— START INPUT DATA —

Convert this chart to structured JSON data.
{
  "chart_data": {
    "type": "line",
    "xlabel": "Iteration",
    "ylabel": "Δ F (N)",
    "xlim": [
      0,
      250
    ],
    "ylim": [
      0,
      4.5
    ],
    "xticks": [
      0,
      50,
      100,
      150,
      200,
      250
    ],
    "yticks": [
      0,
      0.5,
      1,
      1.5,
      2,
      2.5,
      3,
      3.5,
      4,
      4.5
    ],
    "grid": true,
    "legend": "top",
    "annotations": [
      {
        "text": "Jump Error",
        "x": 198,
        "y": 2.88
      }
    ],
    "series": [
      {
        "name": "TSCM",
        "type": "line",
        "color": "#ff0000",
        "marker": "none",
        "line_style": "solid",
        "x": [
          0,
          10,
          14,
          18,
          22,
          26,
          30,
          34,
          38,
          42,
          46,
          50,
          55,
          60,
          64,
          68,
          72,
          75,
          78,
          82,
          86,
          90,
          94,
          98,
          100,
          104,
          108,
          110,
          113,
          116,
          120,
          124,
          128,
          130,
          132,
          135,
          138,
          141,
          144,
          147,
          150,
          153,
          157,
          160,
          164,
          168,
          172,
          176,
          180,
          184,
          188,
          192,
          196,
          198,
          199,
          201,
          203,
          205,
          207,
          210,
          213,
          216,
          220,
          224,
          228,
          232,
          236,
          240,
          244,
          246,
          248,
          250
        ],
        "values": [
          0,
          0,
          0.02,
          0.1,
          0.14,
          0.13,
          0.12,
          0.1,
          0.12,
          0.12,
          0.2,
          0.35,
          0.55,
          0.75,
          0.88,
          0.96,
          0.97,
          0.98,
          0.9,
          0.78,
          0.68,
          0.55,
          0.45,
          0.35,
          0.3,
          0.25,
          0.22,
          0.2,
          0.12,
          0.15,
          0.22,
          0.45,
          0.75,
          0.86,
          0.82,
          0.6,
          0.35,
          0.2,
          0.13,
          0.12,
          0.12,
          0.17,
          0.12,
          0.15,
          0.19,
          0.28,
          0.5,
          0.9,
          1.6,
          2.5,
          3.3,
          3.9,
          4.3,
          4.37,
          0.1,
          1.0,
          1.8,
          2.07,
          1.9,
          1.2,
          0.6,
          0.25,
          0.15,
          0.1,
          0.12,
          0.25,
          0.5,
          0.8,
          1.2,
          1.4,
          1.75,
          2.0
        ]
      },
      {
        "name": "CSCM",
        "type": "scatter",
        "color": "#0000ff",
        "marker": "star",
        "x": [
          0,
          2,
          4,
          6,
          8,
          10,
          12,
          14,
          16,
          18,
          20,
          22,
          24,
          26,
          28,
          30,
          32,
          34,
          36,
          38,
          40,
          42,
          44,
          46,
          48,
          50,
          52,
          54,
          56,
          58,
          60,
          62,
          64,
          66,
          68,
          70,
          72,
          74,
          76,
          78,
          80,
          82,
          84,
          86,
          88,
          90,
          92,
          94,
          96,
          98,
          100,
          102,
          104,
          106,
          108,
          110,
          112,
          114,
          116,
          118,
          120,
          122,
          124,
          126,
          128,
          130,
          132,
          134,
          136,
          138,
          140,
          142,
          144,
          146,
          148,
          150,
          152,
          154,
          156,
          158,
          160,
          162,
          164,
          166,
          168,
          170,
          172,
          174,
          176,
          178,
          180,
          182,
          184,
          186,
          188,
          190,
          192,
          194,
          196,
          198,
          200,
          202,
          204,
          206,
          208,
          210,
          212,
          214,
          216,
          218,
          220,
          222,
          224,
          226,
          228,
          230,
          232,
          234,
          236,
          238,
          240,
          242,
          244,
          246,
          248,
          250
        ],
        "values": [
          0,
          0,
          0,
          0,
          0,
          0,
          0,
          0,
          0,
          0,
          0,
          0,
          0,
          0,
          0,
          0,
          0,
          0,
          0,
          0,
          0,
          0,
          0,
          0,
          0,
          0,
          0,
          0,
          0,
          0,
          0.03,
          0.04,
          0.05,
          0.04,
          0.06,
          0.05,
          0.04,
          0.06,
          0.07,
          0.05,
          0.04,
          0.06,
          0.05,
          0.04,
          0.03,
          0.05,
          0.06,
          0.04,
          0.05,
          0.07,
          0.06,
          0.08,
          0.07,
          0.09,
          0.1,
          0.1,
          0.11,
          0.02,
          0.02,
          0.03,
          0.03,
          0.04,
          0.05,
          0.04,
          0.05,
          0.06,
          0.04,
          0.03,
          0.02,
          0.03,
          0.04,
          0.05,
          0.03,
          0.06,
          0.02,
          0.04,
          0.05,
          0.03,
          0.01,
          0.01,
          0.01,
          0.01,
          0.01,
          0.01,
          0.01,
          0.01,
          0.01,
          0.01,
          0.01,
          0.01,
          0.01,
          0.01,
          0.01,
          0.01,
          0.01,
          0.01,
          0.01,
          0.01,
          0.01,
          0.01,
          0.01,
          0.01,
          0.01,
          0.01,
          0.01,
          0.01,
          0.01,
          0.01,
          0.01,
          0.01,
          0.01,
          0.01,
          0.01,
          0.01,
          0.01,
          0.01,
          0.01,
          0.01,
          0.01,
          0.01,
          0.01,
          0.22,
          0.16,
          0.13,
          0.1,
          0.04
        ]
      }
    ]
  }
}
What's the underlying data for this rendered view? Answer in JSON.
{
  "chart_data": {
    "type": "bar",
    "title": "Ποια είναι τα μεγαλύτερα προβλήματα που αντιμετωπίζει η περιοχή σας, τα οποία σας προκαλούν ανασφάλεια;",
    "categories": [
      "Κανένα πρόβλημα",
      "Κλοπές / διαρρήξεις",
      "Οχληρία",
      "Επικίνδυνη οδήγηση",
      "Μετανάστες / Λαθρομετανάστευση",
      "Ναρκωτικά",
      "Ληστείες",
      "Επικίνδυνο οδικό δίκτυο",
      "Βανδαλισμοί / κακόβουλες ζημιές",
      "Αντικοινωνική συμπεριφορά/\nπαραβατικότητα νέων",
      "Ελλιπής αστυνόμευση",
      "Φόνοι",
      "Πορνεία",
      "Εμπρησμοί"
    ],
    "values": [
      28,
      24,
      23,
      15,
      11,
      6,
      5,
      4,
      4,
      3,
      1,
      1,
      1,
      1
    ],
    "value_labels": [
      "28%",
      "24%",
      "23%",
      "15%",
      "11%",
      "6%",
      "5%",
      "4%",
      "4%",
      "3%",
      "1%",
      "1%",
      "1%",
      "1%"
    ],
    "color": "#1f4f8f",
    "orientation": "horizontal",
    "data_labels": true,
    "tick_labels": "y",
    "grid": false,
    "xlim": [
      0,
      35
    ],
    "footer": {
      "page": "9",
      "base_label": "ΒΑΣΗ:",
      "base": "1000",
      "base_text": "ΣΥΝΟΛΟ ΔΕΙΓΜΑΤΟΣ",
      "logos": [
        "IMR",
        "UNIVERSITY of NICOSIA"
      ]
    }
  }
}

— END INPUT DATA —

▸ **JOB**
Copy, character for character, the lines from the line that holds "What's the underlying" through the final line of the records above.

▸ **TASK OUTPUT**
What's the underlying data for this rendered view? Answer in JSON.
{
  "chart_data": {
    "type": "bar",
    "title": "Ποια είναι τα μεγαλύτερα προβλήματα που αντιμετωπίζει η περιοχή σας, τα οποία σας προκαλούν ανασφάλεια;",
    "categories": [
      "Κανένα πρόβλημα",
      "Κλοπές / διαρρήξεις",
      "Οχληρία",
      "Επικίνδυνη οδήγηση",
      "Μετανάστες / Λαθρομετανάστευση",
      "Ναρκωτικά",
      "Ληστείες",
      "Επικίνδυνο οδικό δίκτυο",
      "Βανδαλισμοί / κακόβουλες ζημιές",
      "Αντικοινωνική συμπεριφορά/\nπαραβατικότητα νέων",
      "Ελλιπής αστυνόμευση",
      "Φόνοι",
      "Πορνεία",
      "Εμπρησμοί"
    ],
    "values": [
      28,
      24,
      23,
      15,
      11,
      6,
      5,
      4,
      4,
      3,
      1,
      1,
      1,
      1
    ],
    "value_labels": [
      "28%",
      "24%",
      "23%",
      "15%",
      "11%",
      "6%",
      "5%",
      "4%",
      "4%",
      "3%",
      "1%",
      "1%",
      "1%",
      "1%"
    ],
    "color": "#1f4f8f",
    "orientation": "horizontal",
    "data_labels": true,
    "tick_labels": "y",
    "grid": false,
    "xlim": [
      0,
      35
    ],
    "footer": {
      "page": "9",
      "base_label": "ΒΑΣΗ:",
      "base": "1000",
      "base_text": "ΣΥΝΟΛΟ ΔΕΙΓΜΑΤΟΣ",
      "logos": [
        "IMR",
        "UNIVERSITY of NICOSIA"
      ]
    }
  }
}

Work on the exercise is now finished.